Data shown
-- start --
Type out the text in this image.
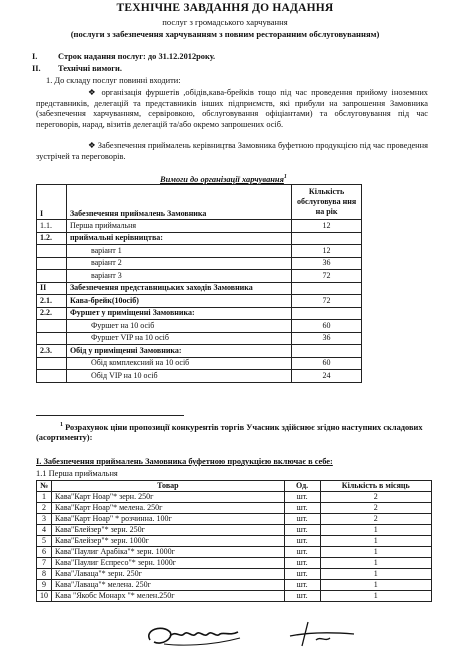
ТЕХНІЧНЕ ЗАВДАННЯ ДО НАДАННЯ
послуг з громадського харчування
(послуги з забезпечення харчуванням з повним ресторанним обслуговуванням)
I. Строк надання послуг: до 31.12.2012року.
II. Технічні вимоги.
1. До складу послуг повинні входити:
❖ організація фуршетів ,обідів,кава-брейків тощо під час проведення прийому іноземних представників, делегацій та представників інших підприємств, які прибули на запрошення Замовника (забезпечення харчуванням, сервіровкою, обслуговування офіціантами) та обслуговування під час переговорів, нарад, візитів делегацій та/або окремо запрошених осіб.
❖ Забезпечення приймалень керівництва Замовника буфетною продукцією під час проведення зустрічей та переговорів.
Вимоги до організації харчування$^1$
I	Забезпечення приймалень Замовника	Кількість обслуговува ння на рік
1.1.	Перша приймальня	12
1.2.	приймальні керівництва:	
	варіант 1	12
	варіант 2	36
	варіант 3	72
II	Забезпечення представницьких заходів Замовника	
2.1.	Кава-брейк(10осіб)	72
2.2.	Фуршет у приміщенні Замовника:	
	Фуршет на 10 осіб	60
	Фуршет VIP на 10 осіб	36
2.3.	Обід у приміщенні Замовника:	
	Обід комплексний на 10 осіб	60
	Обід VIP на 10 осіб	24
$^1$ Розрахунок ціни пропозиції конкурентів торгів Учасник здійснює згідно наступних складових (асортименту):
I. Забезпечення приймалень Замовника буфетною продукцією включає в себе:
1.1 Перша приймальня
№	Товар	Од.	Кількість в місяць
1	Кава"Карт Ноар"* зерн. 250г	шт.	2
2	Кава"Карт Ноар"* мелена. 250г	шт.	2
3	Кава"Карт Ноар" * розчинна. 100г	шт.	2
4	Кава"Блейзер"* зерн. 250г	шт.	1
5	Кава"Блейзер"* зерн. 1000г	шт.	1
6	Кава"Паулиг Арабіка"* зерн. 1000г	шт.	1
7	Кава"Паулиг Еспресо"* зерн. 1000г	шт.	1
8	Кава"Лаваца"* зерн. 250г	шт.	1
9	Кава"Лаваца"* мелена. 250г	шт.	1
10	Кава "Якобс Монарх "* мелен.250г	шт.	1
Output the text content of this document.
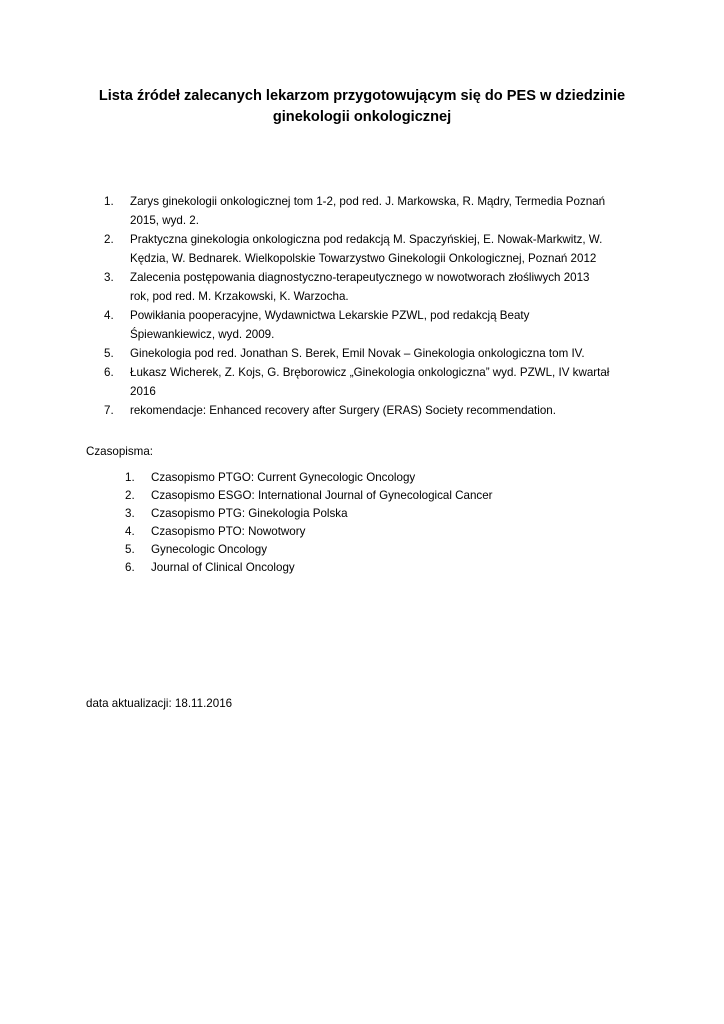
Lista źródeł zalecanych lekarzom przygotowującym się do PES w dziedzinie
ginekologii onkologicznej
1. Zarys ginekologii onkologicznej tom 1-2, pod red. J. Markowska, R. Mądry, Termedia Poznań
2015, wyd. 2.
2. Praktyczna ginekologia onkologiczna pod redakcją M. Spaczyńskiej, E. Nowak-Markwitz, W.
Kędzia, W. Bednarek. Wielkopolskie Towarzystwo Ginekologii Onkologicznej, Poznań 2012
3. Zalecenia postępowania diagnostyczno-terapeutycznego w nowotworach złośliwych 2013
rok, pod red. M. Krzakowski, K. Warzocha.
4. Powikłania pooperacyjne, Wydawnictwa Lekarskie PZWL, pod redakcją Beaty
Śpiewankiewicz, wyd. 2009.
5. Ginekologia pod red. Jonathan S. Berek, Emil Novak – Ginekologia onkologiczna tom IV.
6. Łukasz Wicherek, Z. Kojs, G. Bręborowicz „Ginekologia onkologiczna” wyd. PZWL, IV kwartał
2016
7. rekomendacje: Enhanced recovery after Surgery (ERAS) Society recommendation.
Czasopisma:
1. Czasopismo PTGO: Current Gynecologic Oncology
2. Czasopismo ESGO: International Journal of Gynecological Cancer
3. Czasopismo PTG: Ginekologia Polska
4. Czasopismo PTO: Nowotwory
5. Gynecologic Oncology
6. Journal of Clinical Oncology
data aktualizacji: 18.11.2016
-- end --
Task statement
What is the number of lines in the listing that contain the string "redakcją"? Reply with that number alone.

Solution to this exercise
2